What this task involves: Which lines below hold the word "Call"? Report each one.

(Collected data entries)
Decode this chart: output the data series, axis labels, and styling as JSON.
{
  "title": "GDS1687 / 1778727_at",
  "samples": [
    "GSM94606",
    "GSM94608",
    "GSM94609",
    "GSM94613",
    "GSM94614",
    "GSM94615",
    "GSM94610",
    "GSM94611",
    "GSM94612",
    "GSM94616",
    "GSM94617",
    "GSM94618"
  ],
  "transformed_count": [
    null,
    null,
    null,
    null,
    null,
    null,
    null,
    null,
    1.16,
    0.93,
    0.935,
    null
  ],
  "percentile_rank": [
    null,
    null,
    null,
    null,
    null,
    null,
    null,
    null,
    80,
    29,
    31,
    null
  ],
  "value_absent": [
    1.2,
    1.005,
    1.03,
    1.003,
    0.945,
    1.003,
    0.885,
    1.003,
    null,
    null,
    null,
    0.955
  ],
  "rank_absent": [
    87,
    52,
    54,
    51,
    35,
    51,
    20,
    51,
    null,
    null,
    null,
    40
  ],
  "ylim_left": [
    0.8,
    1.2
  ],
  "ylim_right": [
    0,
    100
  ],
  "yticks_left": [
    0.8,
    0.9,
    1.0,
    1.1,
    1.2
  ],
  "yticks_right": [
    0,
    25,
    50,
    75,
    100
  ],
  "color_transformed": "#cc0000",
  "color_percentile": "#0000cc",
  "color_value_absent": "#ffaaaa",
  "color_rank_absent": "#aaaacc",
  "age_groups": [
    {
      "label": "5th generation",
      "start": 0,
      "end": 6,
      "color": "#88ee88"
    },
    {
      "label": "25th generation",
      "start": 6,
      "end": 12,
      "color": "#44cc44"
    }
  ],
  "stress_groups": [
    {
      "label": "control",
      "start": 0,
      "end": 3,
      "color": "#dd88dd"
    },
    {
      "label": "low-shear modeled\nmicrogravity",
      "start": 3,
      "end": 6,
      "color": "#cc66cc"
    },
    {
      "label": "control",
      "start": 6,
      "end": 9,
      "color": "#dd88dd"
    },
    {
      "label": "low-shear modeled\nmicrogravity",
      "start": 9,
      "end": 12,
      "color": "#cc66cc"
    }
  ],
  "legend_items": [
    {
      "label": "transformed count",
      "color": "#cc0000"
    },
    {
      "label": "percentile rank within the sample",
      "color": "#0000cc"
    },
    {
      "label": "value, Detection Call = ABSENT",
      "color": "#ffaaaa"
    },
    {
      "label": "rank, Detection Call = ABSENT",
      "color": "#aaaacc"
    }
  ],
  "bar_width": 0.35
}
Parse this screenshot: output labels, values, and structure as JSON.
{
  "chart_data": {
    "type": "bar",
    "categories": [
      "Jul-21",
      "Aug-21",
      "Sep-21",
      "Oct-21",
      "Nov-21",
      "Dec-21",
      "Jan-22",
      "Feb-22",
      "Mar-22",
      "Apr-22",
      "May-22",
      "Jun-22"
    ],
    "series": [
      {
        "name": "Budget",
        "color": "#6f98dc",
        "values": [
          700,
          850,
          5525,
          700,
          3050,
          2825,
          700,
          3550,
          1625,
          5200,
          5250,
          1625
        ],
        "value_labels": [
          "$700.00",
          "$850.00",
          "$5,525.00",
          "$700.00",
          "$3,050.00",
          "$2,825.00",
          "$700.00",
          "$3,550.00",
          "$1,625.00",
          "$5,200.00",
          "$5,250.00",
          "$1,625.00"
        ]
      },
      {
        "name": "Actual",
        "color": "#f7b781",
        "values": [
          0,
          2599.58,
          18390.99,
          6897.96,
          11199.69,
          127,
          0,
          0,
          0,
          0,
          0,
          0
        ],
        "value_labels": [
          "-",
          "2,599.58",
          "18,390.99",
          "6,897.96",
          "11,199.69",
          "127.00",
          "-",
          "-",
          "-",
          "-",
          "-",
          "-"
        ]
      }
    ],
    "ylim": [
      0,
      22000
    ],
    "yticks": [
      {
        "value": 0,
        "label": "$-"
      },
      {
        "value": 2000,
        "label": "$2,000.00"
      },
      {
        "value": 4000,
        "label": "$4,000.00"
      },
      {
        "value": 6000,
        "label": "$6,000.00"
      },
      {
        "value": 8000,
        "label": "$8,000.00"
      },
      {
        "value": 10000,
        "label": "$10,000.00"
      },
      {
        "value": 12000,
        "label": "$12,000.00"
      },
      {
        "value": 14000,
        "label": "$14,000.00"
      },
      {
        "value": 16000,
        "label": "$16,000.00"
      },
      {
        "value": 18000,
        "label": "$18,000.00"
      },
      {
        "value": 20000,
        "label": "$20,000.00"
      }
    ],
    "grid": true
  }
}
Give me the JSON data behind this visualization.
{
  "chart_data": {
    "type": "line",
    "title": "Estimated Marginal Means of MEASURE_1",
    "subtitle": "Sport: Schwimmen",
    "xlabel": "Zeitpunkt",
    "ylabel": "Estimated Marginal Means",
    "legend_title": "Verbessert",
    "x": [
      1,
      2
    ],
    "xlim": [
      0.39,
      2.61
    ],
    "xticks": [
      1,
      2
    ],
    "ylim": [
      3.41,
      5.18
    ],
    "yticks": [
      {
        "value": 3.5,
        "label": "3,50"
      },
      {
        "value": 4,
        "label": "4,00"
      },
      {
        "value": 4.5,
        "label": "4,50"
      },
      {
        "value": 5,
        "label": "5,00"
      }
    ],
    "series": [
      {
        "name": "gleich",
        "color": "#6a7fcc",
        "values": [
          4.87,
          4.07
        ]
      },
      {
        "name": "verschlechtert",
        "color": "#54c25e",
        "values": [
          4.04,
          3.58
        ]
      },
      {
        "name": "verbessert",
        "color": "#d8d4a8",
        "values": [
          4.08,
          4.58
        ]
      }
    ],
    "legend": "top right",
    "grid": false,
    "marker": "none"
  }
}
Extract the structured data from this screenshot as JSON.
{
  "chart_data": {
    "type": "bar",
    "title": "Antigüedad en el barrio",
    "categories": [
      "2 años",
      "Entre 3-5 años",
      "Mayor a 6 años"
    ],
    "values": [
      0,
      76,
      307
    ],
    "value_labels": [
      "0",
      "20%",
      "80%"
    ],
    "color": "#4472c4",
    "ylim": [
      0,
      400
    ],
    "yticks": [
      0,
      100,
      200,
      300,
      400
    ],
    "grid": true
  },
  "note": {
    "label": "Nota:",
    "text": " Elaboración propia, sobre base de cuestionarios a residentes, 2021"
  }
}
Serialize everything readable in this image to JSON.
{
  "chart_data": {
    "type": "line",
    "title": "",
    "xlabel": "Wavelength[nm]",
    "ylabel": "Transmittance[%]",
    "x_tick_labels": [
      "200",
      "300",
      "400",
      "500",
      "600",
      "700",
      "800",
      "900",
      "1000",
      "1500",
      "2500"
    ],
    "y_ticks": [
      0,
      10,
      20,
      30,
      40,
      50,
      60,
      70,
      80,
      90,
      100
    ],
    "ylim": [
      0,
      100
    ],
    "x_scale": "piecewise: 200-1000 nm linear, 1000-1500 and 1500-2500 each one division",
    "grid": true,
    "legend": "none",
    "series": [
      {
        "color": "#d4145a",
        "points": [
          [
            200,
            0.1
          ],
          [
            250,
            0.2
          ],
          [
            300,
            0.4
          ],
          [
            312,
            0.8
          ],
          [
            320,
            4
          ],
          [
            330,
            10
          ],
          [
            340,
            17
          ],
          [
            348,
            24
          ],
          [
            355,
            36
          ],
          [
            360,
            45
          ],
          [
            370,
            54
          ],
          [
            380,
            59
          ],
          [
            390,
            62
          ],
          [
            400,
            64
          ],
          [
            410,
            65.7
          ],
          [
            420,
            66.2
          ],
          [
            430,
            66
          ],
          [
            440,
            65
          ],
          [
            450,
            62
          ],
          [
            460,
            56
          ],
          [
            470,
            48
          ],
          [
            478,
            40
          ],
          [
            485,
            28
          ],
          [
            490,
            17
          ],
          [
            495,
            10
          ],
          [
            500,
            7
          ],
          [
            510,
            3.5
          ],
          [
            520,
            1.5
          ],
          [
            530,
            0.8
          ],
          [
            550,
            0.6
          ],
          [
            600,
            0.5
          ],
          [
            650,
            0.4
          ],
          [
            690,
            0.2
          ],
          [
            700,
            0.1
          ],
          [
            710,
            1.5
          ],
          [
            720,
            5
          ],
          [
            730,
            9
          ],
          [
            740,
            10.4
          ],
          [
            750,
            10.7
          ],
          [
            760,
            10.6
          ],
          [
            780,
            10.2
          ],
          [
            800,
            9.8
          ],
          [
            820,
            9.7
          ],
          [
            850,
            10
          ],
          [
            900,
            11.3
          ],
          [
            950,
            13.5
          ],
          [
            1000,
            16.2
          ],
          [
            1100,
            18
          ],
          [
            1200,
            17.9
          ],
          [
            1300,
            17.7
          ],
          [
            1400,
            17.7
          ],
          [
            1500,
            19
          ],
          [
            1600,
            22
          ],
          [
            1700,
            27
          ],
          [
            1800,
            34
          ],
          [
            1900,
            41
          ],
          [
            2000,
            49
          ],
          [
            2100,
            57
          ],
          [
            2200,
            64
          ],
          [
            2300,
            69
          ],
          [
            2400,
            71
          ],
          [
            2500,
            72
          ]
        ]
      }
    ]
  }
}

Problem solution:
      "label": "value, Detection Call = ABSENT",
      "label": "rank, Detection Call = ABSENT",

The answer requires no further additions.